THE EXERCISE
Repeat the whole of the data, keeping every detail the same.

+-------+

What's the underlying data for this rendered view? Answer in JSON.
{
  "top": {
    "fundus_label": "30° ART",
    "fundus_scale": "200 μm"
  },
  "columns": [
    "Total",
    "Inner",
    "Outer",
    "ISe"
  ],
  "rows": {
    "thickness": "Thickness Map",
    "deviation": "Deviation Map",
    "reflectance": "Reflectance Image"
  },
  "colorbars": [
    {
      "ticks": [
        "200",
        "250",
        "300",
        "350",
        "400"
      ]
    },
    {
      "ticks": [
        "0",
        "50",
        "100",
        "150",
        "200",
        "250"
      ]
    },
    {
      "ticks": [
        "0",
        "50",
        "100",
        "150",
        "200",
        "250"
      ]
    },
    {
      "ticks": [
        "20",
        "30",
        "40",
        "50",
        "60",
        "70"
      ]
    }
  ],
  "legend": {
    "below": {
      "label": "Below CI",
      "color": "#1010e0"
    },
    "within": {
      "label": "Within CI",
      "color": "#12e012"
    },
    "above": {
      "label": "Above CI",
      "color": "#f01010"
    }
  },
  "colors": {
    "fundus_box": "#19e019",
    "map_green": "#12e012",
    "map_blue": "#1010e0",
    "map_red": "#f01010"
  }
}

+-------+

ANSWER BELOW
What's the underlying data for this rendered view? Answer in JSON.
{
  "top": {
    "fundus_label": "30° ART",
    "fundus_scale": "200 μm"
  },
  "columns": [
    "Total",
    "Inner",
    "Outer",
    "ISe"
  ],
  "rows": {
    "thickness": "Thickness Map",
    "deviation": "Deviation Map",
    "reflectance": "Reflectance Image"
  },
  "colorbars": [
    {
      "ticks": [
        "200",
        "250",
        "300",
        "350",
        "400"
      ]
    },
    {
      "ticks": [
        "0",
        "50",
        "100",
        "150",
        "200",
        "250"
      ]
    },
    {
      "ticks": [
        "0",
        "50",
        "100",
        "150",
        "200",
        "250"
      ]
    },
    {
      "ticks": [
        "20",
        "30",
        "40",
        "50",
        "60",
        "70"
      ]
    }
  ],
  "legend": {
    "below": {
      "label": "Below CI",
      "color": "#1010e0"
    },
    "within": {
      "label": "Within CI",
      "color": "#12e012"
    },
    "above": {
      "label": "Above CI",
      "color": "#f01010"
    }
  },
  "colors": {
    "fundus_box": "#19e019",
    "map_green": "#12e012",
    "map_blue": "#1010e0",
    "map_red": "#f01010"
  }
}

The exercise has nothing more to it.